[begin Information shown]

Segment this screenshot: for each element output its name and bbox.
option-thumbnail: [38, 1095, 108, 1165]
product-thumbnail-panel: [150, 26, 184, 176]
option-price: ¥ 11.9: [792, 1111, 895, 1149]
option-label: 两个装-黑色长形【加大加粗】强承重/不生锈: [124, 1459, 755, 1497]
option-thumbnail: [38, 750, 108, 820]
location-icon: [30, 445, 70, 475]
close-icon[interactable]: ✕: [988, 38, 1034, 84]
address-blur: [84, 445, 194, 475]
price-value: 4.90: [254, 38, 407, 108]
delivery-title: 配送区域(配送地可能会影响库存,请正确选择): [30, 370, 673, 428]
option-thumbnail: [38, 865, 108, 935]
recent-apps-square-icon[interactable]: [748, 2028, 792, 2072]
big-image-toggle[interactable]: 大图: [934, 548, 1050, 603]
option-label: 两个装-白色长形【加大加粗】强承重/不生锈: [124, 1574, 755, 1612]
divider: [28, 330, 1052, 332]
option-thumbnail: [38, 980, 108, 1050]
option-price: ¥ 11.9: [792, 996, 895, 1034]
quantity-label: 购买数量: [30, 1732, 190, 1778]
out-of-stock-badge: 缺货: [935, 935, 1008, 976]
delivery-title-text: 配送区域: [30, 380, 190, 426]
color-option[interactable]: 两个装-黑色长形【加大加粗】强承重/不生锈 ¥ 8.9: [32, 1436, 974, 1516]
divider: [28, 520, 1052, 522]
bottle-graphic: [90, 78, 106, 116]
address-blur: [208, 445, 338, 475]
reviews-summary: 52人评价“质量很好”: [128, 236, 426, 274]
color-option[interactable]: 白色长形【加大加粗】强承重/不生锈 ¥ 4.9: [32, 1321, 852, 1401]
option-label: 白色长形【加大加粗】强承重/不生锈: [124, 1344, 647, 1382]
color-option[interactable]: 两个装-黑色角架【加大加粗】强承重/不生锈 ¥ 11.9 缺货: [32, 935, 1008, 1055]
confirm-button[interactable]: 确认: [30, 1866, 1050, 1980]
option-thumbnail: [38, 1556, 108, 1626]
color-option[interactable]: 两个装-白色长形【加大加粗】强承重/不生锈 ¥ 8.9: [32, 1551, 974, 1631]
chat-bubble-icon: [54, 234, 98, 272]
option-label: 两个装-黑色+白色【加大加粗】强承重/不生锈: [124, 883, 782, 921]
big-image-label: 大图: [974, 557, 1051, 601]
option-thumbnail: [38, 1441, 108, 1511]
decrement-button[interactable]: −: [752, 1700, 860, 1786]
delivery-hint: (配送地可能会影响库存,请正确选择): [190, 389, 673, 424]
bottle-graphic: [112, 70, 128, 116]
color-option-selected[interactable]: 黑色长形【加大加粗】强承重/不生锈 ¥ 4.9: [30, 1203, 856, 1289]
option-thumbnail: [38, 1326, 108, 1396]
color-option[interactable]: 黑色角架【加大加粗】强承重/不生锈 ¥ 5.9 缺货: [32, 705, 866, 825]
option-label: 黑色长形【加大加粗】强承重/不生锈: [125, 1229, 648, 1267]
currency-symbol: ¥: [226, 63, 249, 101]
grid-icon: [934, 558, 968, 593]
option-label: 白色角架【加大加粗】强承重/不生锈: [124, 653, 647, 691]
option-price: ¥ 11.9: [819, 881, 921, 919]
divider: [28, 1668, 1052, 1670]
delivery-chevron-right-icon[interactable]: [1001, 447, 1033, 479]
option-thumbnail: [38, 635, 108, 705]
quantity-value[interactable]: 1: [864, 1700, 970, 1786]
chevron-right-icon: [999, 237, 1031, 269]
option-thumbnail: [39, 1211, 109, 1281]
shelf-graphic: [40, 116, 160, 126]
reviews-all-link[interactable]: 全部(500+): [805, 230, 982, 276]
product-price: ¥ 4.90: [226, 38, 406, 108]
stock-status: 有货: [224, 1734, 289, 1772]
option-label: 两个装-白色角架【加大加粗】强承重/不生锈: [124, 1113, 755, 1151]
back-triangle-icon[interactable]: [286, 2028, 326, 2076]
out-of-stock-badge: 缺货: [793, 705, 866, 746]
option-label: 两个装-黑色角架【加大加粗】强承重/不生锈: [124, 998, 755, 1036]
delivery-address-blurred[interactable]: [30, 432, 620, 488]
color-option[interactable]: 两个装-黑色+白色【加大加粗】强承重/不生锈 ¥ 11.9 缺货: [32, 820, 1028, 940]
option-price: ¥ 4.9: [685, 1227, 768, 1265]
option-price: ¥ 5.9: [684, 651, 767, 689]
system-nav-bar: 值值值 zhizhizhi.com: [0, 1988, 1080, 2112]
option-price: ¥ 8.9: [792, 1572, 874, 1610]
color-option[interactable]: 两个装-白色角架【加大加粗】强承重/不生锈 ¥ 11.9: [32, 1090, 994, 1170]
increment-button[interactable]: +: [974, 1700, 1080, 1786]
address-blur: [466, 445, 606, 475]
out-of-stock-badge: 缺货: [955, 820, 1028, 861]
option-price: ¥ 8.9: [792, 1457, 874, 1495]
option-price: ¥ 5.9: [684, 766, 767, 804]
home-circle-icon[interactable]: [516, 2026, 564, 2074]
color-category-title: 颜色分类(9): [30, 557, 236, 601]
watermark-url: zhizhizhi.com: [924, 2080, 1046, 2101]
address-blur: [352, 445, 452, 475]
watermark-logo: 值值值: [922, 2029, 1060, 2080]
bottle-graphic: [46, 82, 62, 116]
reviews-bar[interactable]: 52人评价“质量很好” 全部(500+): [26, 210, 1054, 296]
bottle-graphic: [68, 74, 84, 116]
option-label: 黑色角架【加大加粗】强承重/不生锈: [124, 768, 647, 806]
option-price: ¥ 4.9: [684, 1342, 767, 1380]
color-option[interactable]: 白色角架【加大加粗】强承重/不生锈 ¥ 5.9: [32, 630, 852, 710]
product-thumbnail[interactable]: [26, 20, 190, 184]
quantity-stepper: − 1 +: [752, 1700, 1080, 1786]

[end Information shown]

# [Given task]
Reproduce every line of the entries above without changing a single character.

# [Expected output]
Segment this screenshot: for each element output its name and bbox.
option-thumbnail: [38, 1095, 108, 1165]
product-thumbnail-panel: [150, 26, 184, 176]
option-price: ¥ 11.9: [792, 1111, 895, 1149]
option-label: 两个装-黑色长形【加大加粗】强承重/不生锈: [124, 1459, 755, 1497]
option-thumbnail: [38, 750, 108, 820]
location-icon: [30, 445, 70, 475]
close-icon[interactable]: ✕: [988, 38, 1034, 84]
address-blur: [84, 445, 194, 475]
price-value: 4.90: [254, 38, 407, 108]
delivery-title: 配送区域(配送地可能会影响库存,请正确选择): [30, 370, 673, 428]
option-thumbnail: [38, 865, 108, 935]
recent-apps-square-icon[interactable]: [748, 2028, 792, 2072]
big-image-toggle[interactable]: 大图: [934, 548, 1050, 603]
option-label: 两个装-白色长形【加大加粗】强承重/不生锈: [124, 1574, 755, 1612]
divider: [28, 330, 1052, 332]
option-thumbnail: [38, 980, 108, 1050]
option-price: ¥ 11.9: [792, 996, 895, 1034]
quantity-label: 购买数量: [30, 1732, 190, 1778]
out-of-stock-badge: 缺货: [935, 935, 1008, 976]
delivery-title-text: 配送区域: [30, 380, 190, 426]
color-option[interactable]: 两个装-黑色长形【加大加粗】强承重/不生锈 ¥ 8.9: [32, 1436, 974, 1516]
divider: [28, 520, 1052, 522]
bottle-graphic: [90, 78, 106, 116]
address-blur: [208, 445, 338, 475]
reviews-summary: 52人评价“质量很好”: [128, 236, 426, 274]
color-option[interactable]: 白色长形【加大加粗】强承重/不生锈 ¥ 4.9: [32, 1321, 852, 1401]
option-label: 白色长形【加大加粗】强承重/不生锈: [124, 1344, 647, 1382]
color-option[interactable]: 两个装-黑色角架【加大加粗】强承重/不生锈 ¥ 11.9 缺货: [32, 935, 1008, 1055]
confirm-button[interactable]: 确认: [30, 1866, 1050, 1980]
option-thumbnail: [38, 1556, 108, 1626]
color-option[interactable]: 两个装-白色长形【加大加粗】强承重/不生锈 ¥ 8.9: [32, 1551, 974, 1631]
chat-bubble-icon: [54, 234, 98, 272]
option-label: 两个装-黑色+白色【加大加粗】强承重/不生锈: [124, 883, 782, 921]
big-image-label: 大图: [974, 557, 1051, 601]
option-thumbnail: [38, 1441, 108, 1511]
decrement-button[interactable]: −: [752, 1700, 860, 1786]
delivery-hint: (配送地可能会影响库存,请正确选择): [190, 389, 673, 424]
bottle-graphic: [112, 70, 128, 116]
color-option-selected[interactable]: 黑色长形【加大加粗】强承重/不生锈 ¥ 4.9: [30, 1203, 856, 1289]
option-thumbnail: [38, 1326, 108, 1396]
color-option[interactable]: 黑色角架【加大加粗】强承重/不生锈 ¥ 5.9 缺货: [32, 705, 866, 825]
option-label: 黑色长形【加大加粗】强承重/不生锈: [125, 1229, 648, 1267]
currency-symbol: ¥: [226, 63, 249, 101]
grid-icon: [934, 558, 968, 593]
option-label: 白色角架【加大加粗】强承重/不生锈: [124, 653, 647, 691]
option-price: ¥ 11.9: [819, 881, 921, 919]
divider: [28, 1668, 1052, 1670]
delivery-chevron-right-icon[interactable]: [1001, 447, 1033, 479]
option-thumbnail: [38, 635, 108, 705]
quantity-value[interactable]: 1: [864, 1700, 970, 1786]
chevron-right-icon: [999, 237, 1031, 269]
option-thumbnail: [39, 1211, 109, 1281]
shelf-graphic: [40, 116, 160, 126]
reviews-all-link[interactable]: 全部(500+): [805, 230, 982, 276]
product-price: ¥ 4.90: [226, 38, 406, 108]
stock-status: 有货: [224, 1734, 289, 1772]
option-label: 两个装-白色角架【加大加粗】强承重/不生锈: [124, 1113, 755, 1151]
back-triangle-icon[interactable]: [286, 2028, 326, 2076]
out-of-stock-badge: 缺货: [793, 705, 866, 746]
option-label: 两个装-黑色角架【加大加粗】强承重/不生锈: [124, 998, 755, 1036]
delivery-address-blurred[interactable]: [30, 432, 620, 488]
color-option[interactable]: 两个装-黑色+白色【加大加粗】强承重/不生锈 ¥ 11.9 缺货: [32, 820, 1028, 940]
option-price: ¥ 4.9: [685, 1227, 768, 1265]
option-price: ¥ 5.9: [684, 651, 767, 689]
system-nav-bar: 值值值 zhizhizhi.com: [0, 1988, 1080, 2112]
option-price: ¥ 8.9: [792, 1572, 874, 1610]
color-option[interactable]: 两个装-白色角架【加大加粗】强承重/不生锈 ¥ 11.9: [32, 1090, 994, 1170]
increment-button[interactable]: +: [974, 1700, 1080, 1786]
address-blur: [466, 445, 606, 475]
out-of-stock-badge: 缺货: [955, 820, 1028, 861]
option-price: ¥ 8.9: [792, 1457, 874, 1495]
option-price: ¥ 5.9: [684, 766, 767, 804]
home-circle-icon[interactable]: [516, 2026, 564, 2074]
color-category-title: 颜色分类(9): [30, 557, 236, 601]
watermark-url: zhizhizhi.com: [924, 2080, 1046, 2101]
address-blur: [352, 445, 452, 475]
watermark-logo: 值值值: [922, 2029, 1060, 2080]
bottle-graphic: [46, 82, 62, 116]
reviews-bar[interactable]: 52人评价“质量很好” 全部(500+): [26, 210, 1054, 296]
bottle-graphic: [68, 74, 84, 116]
option-label: 黑色角架【加大加粗】强承重/不生锈: [124, 768, 647, 806]
option-price: ¥ 4.9: [684, 1342, 767, 1380]
color-option[interactable]: 白色角架【加大加粗】强承重/不生锈 ¥ 5.9: [32, 630, 852, 710]
product-thumbnail[interactable]: [26, 20, 190, 184]
quantity-stepper: − 1 +: [752, 1700, 1080, 1786]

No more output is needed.